===== Task input

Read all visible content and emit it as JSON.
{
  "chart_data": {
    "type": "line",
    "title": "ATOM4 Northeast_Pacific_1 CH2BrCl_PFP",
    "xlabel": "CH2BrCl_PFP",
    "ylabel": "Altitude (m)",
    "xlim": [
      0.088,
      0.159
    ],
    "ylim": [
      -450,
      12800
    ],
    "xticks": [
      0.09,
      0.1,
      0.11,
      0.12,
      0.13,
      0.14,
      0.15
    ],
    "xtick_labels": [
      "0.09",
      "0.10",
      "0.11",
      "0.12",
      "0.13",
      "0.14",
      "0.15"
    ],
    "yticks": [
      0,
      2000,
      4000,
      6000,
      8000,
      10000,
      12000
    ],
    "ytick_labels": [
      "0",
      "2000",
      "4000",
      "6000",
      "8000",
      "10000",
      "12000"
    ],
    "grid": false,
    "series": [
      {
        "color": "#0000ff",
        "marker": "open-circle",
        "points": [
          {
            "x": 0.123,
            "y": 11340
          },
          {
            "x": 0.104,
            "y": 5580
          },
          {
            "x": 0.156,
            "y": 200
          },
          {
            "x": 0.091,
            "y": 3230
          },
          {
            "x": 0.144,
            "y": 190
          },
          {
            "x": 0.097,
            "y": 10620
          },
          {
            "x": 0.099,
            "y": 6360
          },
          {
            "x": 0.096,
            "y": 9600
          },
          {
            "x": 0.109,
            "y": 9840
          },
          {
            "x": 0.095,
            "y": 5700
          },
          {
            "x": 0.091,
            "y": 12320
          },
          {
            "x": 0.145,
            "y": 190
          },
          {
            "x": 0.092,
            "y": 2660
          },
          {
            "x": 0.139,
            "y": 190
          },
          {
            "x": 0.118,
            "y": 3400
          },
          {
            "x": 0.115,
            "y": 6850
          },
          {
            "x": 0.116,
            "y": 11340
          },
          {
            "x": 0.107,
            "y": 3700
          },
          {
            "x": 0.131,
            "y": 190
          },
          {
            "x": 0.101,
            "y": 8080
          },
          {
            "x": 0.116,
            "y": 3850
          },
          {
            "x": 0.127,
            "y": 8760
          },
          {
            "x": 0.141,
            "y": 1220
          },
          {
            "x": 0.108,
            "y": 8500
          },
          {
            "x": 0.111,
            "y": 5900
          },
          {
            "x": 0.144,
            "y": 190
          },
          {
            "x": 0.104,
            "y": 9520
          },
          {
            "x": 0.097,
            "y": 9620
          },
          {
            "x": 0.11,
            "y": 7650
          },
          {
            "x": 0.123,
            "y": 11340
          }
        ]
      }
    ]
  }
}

==========

_Stated goal:_ Restate the whole listing exactly, leaving out nothing.

_Result:_
Read all visible content and emit it as JSON.
{
  "chart_data": {
    "type": "line",
    "title": "ATOM4 Northeast_Pacific_1 CH2BrCl_PFP",
    "xlabel": "CH2BrCl_PFP",
    "ylabel": "Altitude (m)",
    "xlim": [
      0.088,
      0.159
    ],
    "ylim": [
      -450,
      12800
    ],
    "xticks": [
      0.09,
      0.1,
      0.11,
      0.12,
      0.13,
      0.14,
      0.15
    ],
    "xtick_labels": [
      "0.09",
      "0.10",
      "0.11",
      "0.12",
      "0.13",
      "0.14",
      "0.15"
    ],
    "yticks": [
      0,
      2000,
      4000,
      6000,
      8000,
      10000,
      12000
    ],
    "ytick_labels": [
      "0",
      "2000",
      "4000",
      "6000",
      "8000",
      "10000",
      "12000"
    ],
    "grid": false,
    "series": [
      {
        "color": "#0000ff",
        "marker": "open-circle",
        "points": [
          {
            "x": 0.123,
            "y": 11340
          },
          {
            "x": 0.104,
            "y": 5580
          },
          {
            "x": 0.156,
            "y": 200
          },
          {
            "x": 0.091,
            "y": 3230
          },
          {
            "x": 0.144,
            "y": 190
          },
          {
            "x": 0.097,
            "y": 10620
          },
          {
            "x": 0.099,
            "y": 6360
          },
          {
            "x": 0.096,
            "y": 9600
          },
          {
            "x": 0.109,
            "y": 9840
          },
          {
            "x": 0.095,
            "y": 5700
          },
          {
            "x": 0.091,
            "y": 12320
          },
          {
            "x": 0.145,
            "y": 190
          },
          {
            "x": 0.092,
            "y": 2660
          },
          {
            "x": 0.139,
            "y": 190
          },
          {
            "x": 0.118,
            "y": 3400
          },
          {
            "x": 0.115,
            "y": 6850
          },
          {
            "x": 0.116,
            "y": 11340
          },
          {
            "x": 0.107,
            "y": 3700
          },
          {
            "x": 0.131,
            "y": 190
          },
          {
            "x": 0.101,
            "y": 8080
          },
          {
            "x": 0.116,
            "y": 3850
          },
          {
            "x": 0.127,
            "y": 8760
          },
          {
            "x": 0.141,
            "y": 1220
          },
          {
            "x": 0.108,
            "y": 8500
          },
          {
            "x": 0.111,
            "y": 5900
          },
          {
            "x": 0.144,
            "y": 190
          },
          {
            "x": 0.104,
            "y": 9520
          },
          {
            "x": 0.097,
            "y": 9620
          },
          {
            "x": 0.11,
            "y": 7650
          },
          {
            "x": 0.123,
            "y": 11340
          }
        ]
      }
    ]
  }
}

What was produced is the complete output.